• **GIVEN PROBLEM**
Transcribe the entries that follow exactly as they appear, minus pictures.

• **MATERIAL PROVIDED**
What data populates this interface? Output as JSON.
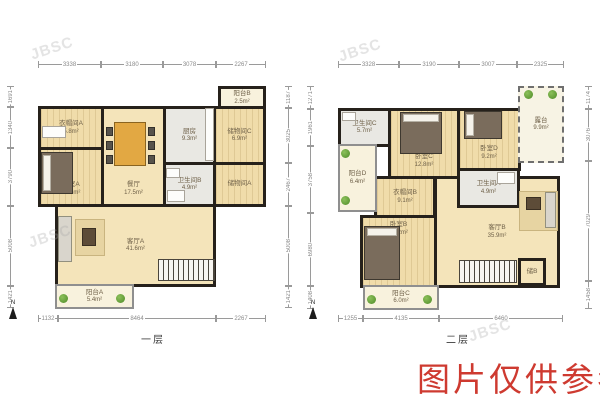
{
  "watermark": "JBSC",
  "disclaimer": "图片仅供参考",
  "north_label": "N",
  "colors": {
    "wall": "#26211b",
    "room_beige": "#f4e4ba",
    "room_gray": "#e9e8e3",
    "balcony_cream": "#f8f2dd",
    "disclaimer_red": "#ce3a30",
    "plant_green": "#4e8b28",
    "dimension_gray": "#8a8a8a"
  },
  "floor1": {
    "name": "一层",
    "dims_top": [
      "3338",
      "3180",
      "3078",
      "2267"
    ],
    "dims_bottom": [
      "1132",
      "8464",
      "2267"
    ],
    "dims_left": [
      "1691",
      "1340",
      "3790",
      "5008",
      "1421"
    ],
    "dims_right": [
      "1187",
      "3025",
      "2467",
      "5008",
      "1421"
    ],
    "rooms": {
      "balcony_b": {
        "label": "阳台B",
        "area": "2.5m²"
      },
      "cloakroom_a": {
        "label": "衣帽间A",
        "area": "5.8m²"
      },
      "bedroom_a": {
        "label": "卧室A",
        "area": "12.5m²"
      },
      "dining": {
        "label": "餐厅",
        "area": "17.5m²"
      },
      "kitchen": {
        "label": "厨房",
        "area": "9.3m²"
      },
      "storage_c": {
        "label": "储物间C",
        "area": "6.9m²"
      },
      "bath_b": {
        "label": "卫生间B",
        "area": "4.9m²"
      },
      "storage_a": {
        "label": "储物间A",
        "area": ""
      },
      "living_a": {
        "label": "客厅A",
        "area": "41.6m²"
      },
      "balcony_a": {
        "label": "阳台A",
        "area": "5.4m²"
      }
    }
  },
  "floor2": {
    "name": "二层",
    "dims_top": [
      "3328",
      "3190",
      "3007",
      "2325"
    ],
    "dims_bottom": [
      "1255",
      "4135",
      "6460"
    ],
    "dims_left": [
      "1271",
      "1961",
      "3758",
      "6980",
      "1408"
    ],
    "dims_right": [
      "1174",
      "3076",
      "7029",
      "1458"
    ],
    "rooms": {
      "terrace": {
        "label": "露台",
        "area": "9.9m²"
      },
      "bath_c": {
        "label": "卫生间C",
        "area": "5.7m²"
      },
      "balcony_d": {
        "label": "阳台D",
        "area": "6.4m²"
      },
      "bedroom_c": {
        "label": "卧室C",
        "area": "12.8m²"
      },
      "bedroom_d": {
        "label": "卧室D",
        "area": "9.2m²"
      },
      "cloakroom_b": {
        "label": "衣帽间B",
        "area": "9.1m²"
      },
      "bath_a": {
        "label": "卫生间A",
        "area": "4.9m²"
      },
      "bedroom_b": {
        "label": "卧室B",
        "area": "19.2m²"
      },
      "living_b": {
        "label": "客厅B",
        "area": "35.9m²"
      },
      "balcony_c": {
        "label": "阳台C",
        "area": "6.0m²"
      },
      "storage_b": {
        "label": "储B",
        "area": ""
      }
    }
  }
}
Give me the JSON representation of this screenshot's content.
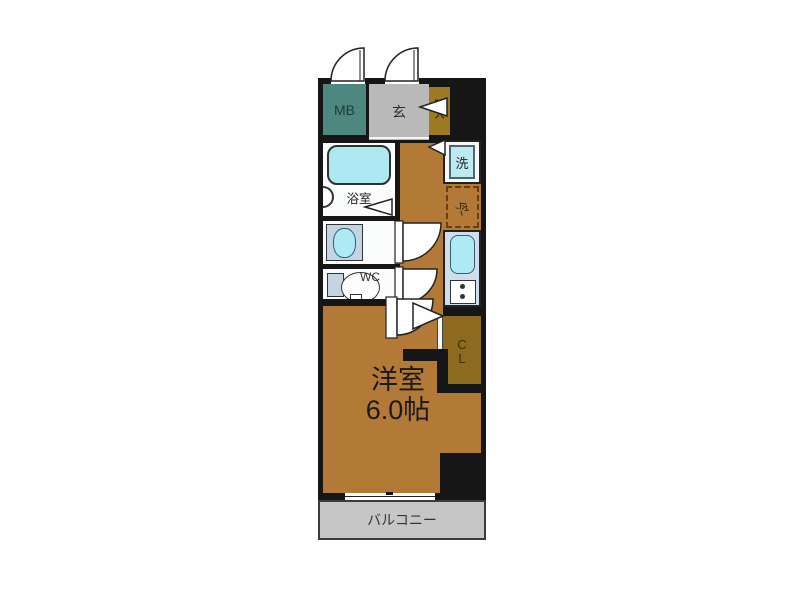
{
  "plan": {
    "mb": {
      "label": "MB"
    },
    "entrance": {
      "label": "玄"
    },
    "shoe_cabinet": {
      "char1": "靴",
      "char2": "入"
    },
    "bathroom": {
      "label": "浴室"
    },
    "washer": {
      "label": "洗"
    },
    "fridge": {
      "label": "冷"
    },
    "wc": {
      "label": "WC"
    },
    "closet": {
      "char1": "C",
      "char2": "L"
    },
    "main_room": {
      "name": "洋室",
      "size": "6.0帖"
    },
    "balcony": {
      "label": "バルコニー"
    }
  },
  "colors": {
    "wall": "#161616",
    "floor_wood": "#b27a36",
    "closet_brown": "#8c6b20",
    "mb_teal": "#4e8680",
    "entrance_gray": "#b9b9b9",
    "shoe_gold": "#9c7a24",
    "balcony_gray": "#c6c6c6",
    "water_cyan": "#aeeaf5",
    "tub_cyan": "#ade8f2",
    "counter_blue": "#cfdeed",
    "fixture_blue": "#c3d5e5",
    "fridge_dash": "#6b3e12"
  }
}
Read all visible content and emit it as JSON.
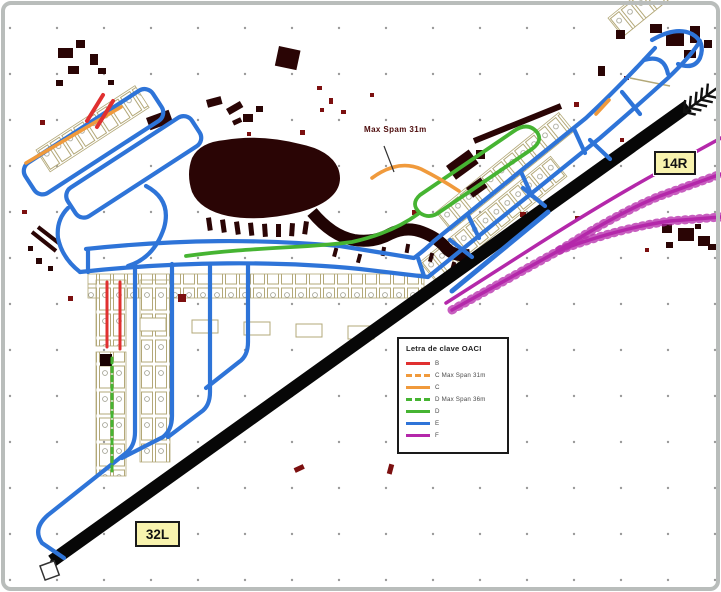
{
  "figure": {
    "type": "airport-ground-movement-chart",
    "description": "Aerodrome taxiway chart colour-coded by ICAO code letter"
  },
  "labels": {
    "runway_end_top": "14R",
    "runway_end_bottom": "32L",
    "annotation": "Max Spam 31m"
  },
  "legend": {
    "title": "Letra de clave OACI",
    "items": [
      {
        "label": "B",
        "color": "#e03030",
        "line_style": "solid"
      },
      {
        "label": "C Max Span 31m",
        "color": "#f09a3c",
        "line_style": "dashed"
      },
      {
        "label": "C",
        "color": "#f09a3c",
        "line_style": "solid"
      },
      {
        "label": "D Max Span 36m",
        "color": "#46b432",
        "line_style": "dashed"
      },
      {
        "label": "D",
        "color": "#46b432",
        "line_style": "solid"
      },
      {
        "label": "E",
        "color": "#2e74d8",
        "line_style": "solid"
      },
      {
        "label": "F",
        "color": "#b428aa",
        "line_style": "solid"
      }
    ]
  },
  "colors": {
    "code_b": "#e03030",
    "code_c": "#f09a3c",
    "code_d": "#46b432",
    "code_e": "#2e74d8",
    "code_f": "#b428aa",
    "runway": "#070707",
    "buildings": "#2a0505",
    "building_red": "#7c1010",
    "stands_outline": "#b3a878",
    "grid_dot": "#999999",
    "label_bg": "#f8f3ae",
    "label_border": "#1a1a1a",
    "annotation_text": "#4c0a0a"
  }
}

• **TASK ANSWER**
What data populates this interface? Output as JSON.
{
  "watermark": "JBSC",
  "disclaimer": "图片仅供参考",
  "north_label": "N",
  "colors": {
    "wall": "#26211b",
    "room_beige": "#f4e4ba",
    "room_gray": "#e9e8e3",
    "balcony_cream": "#f8f2dd",
    "disclaimer_red": "#ce3a30",
    "plant_green": "#4e8b28",
    "dimension_gray": "#8a8a8a"
  },
  "floor1": {
    "name": "一层",
    "dims_top": [
      "3338",
      "3180",
      "3078",
      "2267"
    ],
    "dims_bottom": [
      "1132",
      "8464",
      "2267"
    ],
    "dims_left": [
      "1691",
      "1340",
      "3790",
      "5008",
      "1421"
    ],
    "dims_right": [
      "1187",
      "3025",
      "2467",
      "5008",
      "1421"
    ],
    "rooms": {
      "balcony_b": {
        "label": "阳台B",
        "area": "2.5m²"
      },
      "cloakroom_a": {
        "label": "衣帽间A",
        "area": "5.8m²"
      },
      "bedroom_a": {
        "label": "卧室A",
        "area": "12.5m²"
      },
      "dining": {
        "label": "餐厅",
        "area": "17.5m²"
      },
      "kitchen": {
        "label": "厨房",
        "area": "9.3m²"
      },
      "storage_c": {
        "label": "储物间C",
        "area": "6.9m²"
      },
      "bath_b": {
        "label": "卫生间B",
        "area": "4.9m²"
      },
      "storage_a": {
        "label": "储物间A",
        "area": ""
      },
      "living_a": {
        "label": "客厅A",
        "area": "41.6m²"
      },
      "balcony_a": {
        "label": "阳台A",
        "area": "5.4m²"
      }
    }
  },
  "floor2": {
    "name": "二层",
    "dims_top": [
      "3328",
      "3190",
      "3007",
      "2325"
    ],
    "dims_bottom": [
      "1255",
      "4135",
      "6460"
    ],
    "dims_left": [
      "1271",
      "1961",
      "3758",
      "6980",
      "1408"
    ],
    "dims_right": [
      "1174",
      "3076",
      "7029",
      "1458"
    ],
    "rooms": {
      "terrace": {
        "label": "露台",
        "area": "9.9m²"
      },
      "bath_c": {
        "label": "卫生间C",
        "area": "5.7m²"
      },
      "balcony_d": {
        "label": "阳台D",
        "area": "6.4m²"
      },
      "bedroom_c": {
        "label": "卧室C",
        "area": "12.8m²"
      },
      "bedroom_d": {
        "label": "卧室D",
        "area": "9.2m²"
      },
      "cloakroom_b": {
        "label": "衣帽间B",
        "area": "9.1m²"
      },
      "bath_a": {
        "label": "卫生间A",
        "area": "4.9m²"
      },
      "bedroom_b": {
        "label": "卧室B",
        "area": "19.2m²"
      },
      "living_b": {
        "label": "客厅B",
        "area": "35.9m²"
      },
      "balcony_c": {
        "label": "阳台C",
        "area": "6.0m²"
      },
      "storage_b": {
        "label": "储B",
        "area": ""
      }
    }
  }
}
Give me the JSON representation of this screenshot's content.
{
  "plan": {
    "mb": {
      "label": "MB"
    },
    "entrance": {
      "label": "玄"
    },
    "shoe_cabinet": {
      "char1": "靴",
      "char2": "入"
    },
    "bathroom": {
      "label": "浴室"
    },
    "washer": {
      "label": "洗"
    },
    "fridge": {
      "label": "冷"
    },
    "wc": {
      "label": "WC"
    },
    "closet": {
      "char1": "C",
      "char2": "L"
    },
    "main_room": {
      "name": "洋室",
      "size": "6.0帖"
    },
    "balcony": {
      "label": "バルコニー"
    }
  },
  "colors": {
    "wall": "#161616",
    "floor_wood": "#b27a36",
    "closet_brown": "#8c6b20",
    "mb_teal": "#4e8680",
    "entrance_gray": "#b9b9b9",
    "shoe_gold": "#9c7a24",
    "balcony_gray": "#c6c6c6",
    "water_cyan": "#aeeaf5",
    "tub_cyan": "#ade8f2",
    "counter_blue": "#cfdeed",
    "fixture_blue": "#c3d5e5",
    "fridge_dash": "#6b3e12"
  }
}
Read all visible content and emit it as JSON.
{
  "figure": {
    "type": "airport-ground-movement-chart",
    "description": "Aerodrome taxiway chart colour-coded by ICAO code letter"
  },
  "labels": {
    "runway_end_top": "14R",
    "runway_end_bottom": "32L",
    "annotation": "Max Spam 31m"
  },
  "legend": {
    "title": "Letra de clave OACI",
    "items": [
      {
        "label": "B",
        "color": "#e03030",
        "line_style": "solid"
      },
      {
        "label": "C Max Span 31m",
        "color": "#f09a3c",
        "line_style": "dashed"
      },
      {
        "label": "C",
        "color": "#f09a3c",
        "line_style": "solid"
      },
      {
        "label": "D Max Span 36m",
        "color": "#46b432",
        "line_style": "dashed"
      },
      {
        "label": "D",
        "color": "#46b432",
        "line_style": "solid"
      },
      {
        "label": "E",
        "color": "#2e74d8",
        "line_style": "solid"
      },
      {
        "label": "F",
        "color": "#b428aa",
        "line_style": "solid"
      }
    ]
  },
  "colors": {
    "code_b": "#e03030",
    "code_c": "#f09a3c",
    "code_d": "#46b432",
    "code_e": "#2e74d8",
    "code_f": "#b428aa",
    "runway": "#070707",
    "buildings": "#2a0505",
    "building_red": "#7c1010",
    "stands_outline": "#b3a878",
    "grid_dot": "#999999",
    "label_bg": "#f8f3ae",
    "label_border": "#1a1a1a",
    "annotation_text": "#4c0a0a"
  }
}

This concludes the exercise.